Extract the whole listing as it stands. Do not include the pictures.

> [Records for this task]:
########################################
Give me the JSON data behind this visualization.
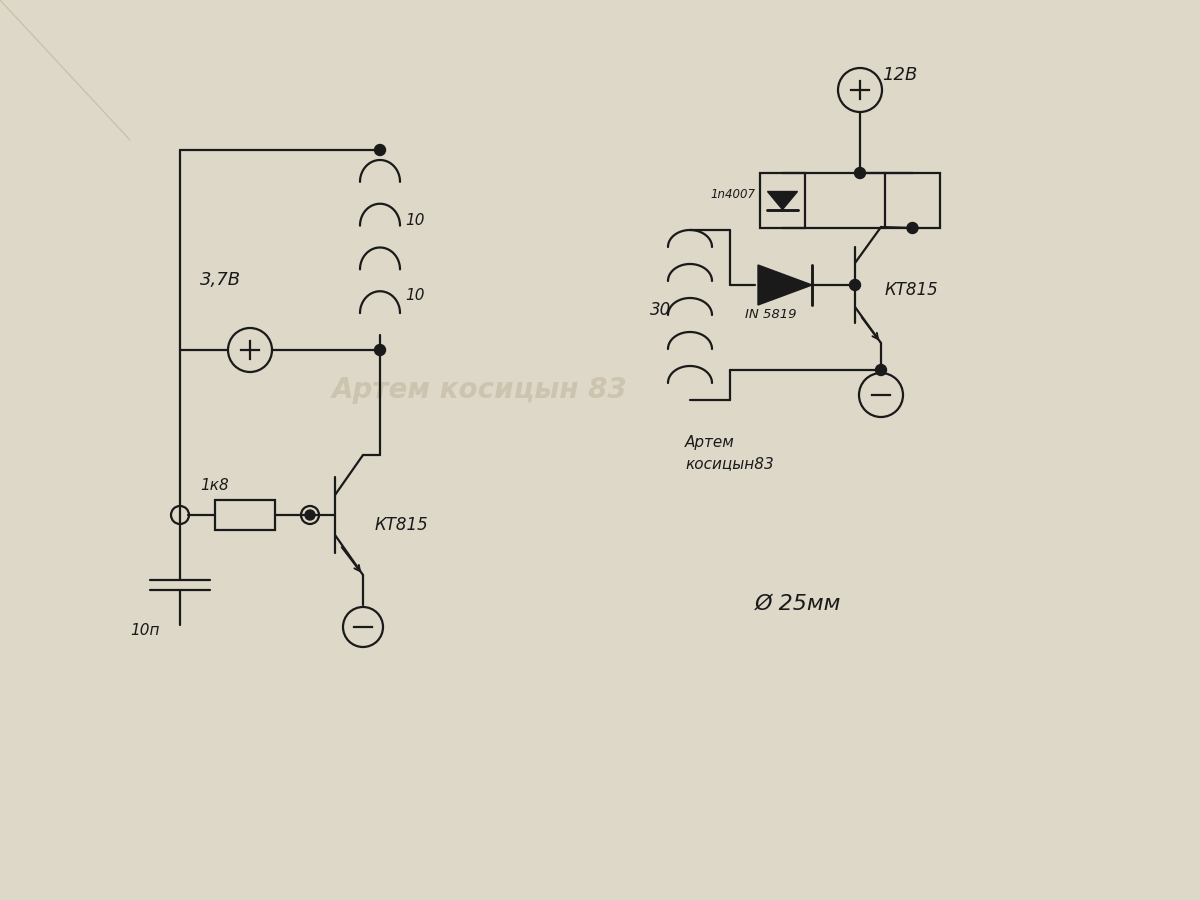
{
  "bg_color": "#ddd8c8",
  "line_color": "#1a1a1a",
  "line_width": 1.6,
  "watermark_text": "Артем косицын 83",
  "watermark_color": "#bfb49a",
  "watermark_alpha": 0.55,
  "label_37V": "3,7В",
  "label_10a": "10",
  "label_10b": "10",
  "label_1k8": "1к8",
  "label_10n": "10п",
  "label_kt815_1": "КТ815",
  "label_12V": "12В",
  "label_1n4007": "1n4007",
  "label_in5819": "IN 5819",
  "label_30": "30",
  "label_kt815_2": "КТ815",
  "label_author": "Артем\nкосицын83",
  "label_phi25mm": "Ø 25мм"
}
########################################
> [Exercise response]:
Give me the JSON data behind this visualization.
{
  "bg_color": "#ddd8c8",
  "line_color": "#1a1a1a",
  "line_width": 1.6,
  "watermark_text": "Артем косицын 83",
  "watermark_color": "#bfb49a",
  "watermark_alpha": 0.55,
  "label_37V": "3,7В",
  "label_10a": "10",
  "label_10b": "10",
  "label_1k8": "1к8",
  "label_10n": "10п",
  "label_kt815_1": "КТ815",
  "label_12V": "12В",
  "label_1n4007": "1n4007",
  "label_in5819": "IN 5819",
  "label_30": "30",
  "label_kt815_2": "КТ815",
  "label_author": "Артем\nкосицын83",
  "label_phi25mm": "Ø 25мм"
}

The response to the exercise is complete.